Copy all lines of the listing that include the string "Vincent".

----- Entries

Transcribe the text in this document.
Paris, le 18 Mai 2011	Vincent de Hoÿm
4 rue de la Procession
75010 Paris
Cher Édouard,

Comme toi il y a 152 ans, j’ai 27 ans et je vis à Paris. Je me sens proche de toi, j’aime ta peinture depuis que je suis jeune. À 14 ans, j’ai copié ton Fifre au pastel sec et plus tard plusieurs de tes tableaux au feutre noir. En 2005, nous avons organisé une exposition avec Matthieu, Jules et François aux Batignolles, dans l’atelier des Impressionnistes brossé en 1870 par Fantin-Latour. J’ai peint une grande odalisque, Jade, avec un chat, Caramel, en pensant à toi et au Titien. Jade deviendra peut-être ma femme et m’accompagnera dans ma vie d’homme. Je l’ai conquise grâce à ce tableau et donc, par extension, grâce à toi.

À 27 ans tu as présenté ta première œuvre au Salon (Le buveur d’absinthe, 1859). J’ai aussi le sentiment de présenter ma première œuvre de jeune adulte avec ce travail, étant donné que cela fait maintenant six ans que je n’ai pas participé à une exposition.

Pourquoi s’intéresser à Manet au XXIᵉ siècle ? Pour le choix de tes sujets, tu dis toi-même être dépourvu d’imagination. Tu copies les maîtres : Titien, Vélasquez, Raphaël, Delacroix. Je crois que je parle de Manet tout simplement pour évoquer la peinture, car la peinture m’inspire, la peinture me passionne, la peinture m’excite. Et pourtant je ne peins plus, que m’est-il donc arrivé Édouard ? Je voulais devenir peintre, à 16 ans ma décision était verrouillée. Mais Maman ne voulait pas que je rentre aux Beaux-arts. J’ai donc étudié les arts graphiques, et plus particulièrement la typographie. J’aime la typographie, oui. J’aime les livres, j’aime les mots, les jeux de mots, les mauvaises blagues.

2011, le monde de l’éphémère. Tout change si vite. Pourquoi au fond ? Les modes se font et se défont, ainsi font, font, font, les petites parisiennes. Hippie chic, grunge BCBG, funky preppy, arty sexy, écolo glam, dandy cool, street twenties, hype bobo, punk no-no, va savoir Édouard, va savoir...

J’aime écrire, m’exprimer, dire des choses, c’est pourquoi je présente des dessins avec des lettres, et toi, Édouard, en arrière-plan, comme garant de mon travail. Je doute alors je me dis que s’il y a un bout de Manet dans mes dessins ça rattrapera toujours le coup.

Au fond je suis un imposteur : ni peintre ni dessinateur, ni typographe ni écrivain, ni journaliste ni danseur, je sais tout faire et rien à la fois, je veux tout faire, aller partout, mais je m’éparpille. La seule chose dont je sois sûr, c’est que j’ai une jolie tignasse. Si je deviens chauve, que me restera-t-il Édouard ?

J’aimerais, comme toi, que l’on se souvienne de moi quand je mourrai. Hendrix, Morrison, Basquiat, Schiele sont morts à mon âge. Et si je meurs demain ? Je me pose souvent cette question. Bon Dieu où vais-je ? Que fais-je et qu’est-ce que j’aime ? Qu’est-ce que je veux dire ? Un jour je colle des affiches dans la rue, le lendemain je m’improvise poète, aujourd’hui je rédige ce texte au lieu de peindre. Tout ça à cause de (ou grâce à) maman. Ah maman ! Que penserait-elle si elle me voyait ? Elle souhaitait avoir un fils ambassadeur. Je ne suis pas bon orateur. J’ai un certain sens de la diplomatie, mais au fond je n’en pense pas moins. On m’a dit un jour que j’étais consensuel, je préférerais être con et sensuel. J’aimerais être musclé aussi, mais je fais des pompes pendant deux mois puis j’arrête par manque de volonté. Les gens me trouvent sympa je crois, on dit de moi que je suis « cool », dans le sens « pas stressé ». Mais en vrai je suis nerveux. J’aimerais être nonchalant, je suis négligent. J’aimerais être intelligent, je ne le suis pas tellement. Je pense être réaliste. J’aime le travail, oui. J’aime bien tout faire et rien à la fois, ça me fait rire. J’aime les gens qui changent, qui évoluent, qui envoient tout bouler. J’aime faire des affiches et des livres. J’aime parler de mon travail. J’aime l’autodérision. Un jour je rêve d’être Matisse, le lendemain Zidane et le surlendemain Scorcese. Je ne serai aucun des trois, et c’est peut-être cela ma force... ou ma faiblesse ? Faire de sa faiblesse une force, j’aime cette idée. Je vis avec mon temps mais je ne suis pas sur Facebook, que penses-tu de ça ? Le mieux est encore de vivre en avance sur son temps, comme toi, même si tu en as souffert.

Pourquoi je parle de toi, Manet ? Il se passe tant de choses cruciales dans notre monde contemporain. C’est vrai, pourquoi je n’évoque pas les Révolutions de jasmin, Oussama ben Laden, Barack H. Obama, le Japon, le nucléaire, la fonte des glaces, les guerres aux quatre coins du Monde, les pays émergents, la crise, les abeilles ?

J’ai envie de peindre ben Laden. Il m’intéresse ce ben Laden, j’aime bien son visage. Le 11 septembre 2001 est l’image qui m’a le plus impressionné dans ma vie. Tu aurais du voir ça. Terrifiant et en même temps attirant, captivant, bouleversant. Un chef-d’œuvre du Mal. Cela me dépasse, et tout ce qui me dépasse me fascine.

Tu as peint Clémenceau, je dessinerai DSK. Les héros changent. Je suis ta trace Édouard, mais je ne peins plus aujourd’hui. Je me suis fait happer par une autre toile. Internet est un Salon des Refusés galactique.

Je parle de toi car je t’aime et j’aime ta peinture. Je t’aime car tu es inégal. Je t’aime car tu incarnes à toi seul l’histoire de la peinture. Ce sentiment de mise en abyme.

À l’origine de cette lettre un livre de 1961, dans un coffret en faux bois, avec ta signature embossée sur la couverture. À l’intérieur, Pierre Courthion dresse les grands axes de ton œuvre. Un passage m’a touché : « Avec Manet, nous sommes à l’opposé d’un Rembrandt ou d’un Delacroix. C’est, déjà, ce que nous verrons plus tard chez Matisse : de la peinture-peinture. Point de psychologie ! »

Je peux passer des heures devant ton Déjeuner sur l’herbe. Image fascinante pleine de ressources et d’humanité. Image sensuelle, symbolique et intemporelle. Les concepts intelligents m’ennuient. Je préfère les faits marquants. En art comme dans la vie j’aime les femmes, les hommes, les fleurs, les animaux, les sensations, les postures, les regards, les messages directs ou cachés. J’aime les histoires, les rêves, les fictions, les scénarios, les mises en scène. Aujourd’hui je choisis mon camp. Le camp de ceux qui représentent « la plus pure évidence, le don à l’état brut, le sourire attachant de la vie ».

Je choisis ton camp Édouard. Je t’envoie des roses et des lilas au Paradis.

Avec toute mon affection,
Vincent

----------

:: Solution ::
Paris, le 18 Mai 2011	Vincent de Hoÿm
Vincent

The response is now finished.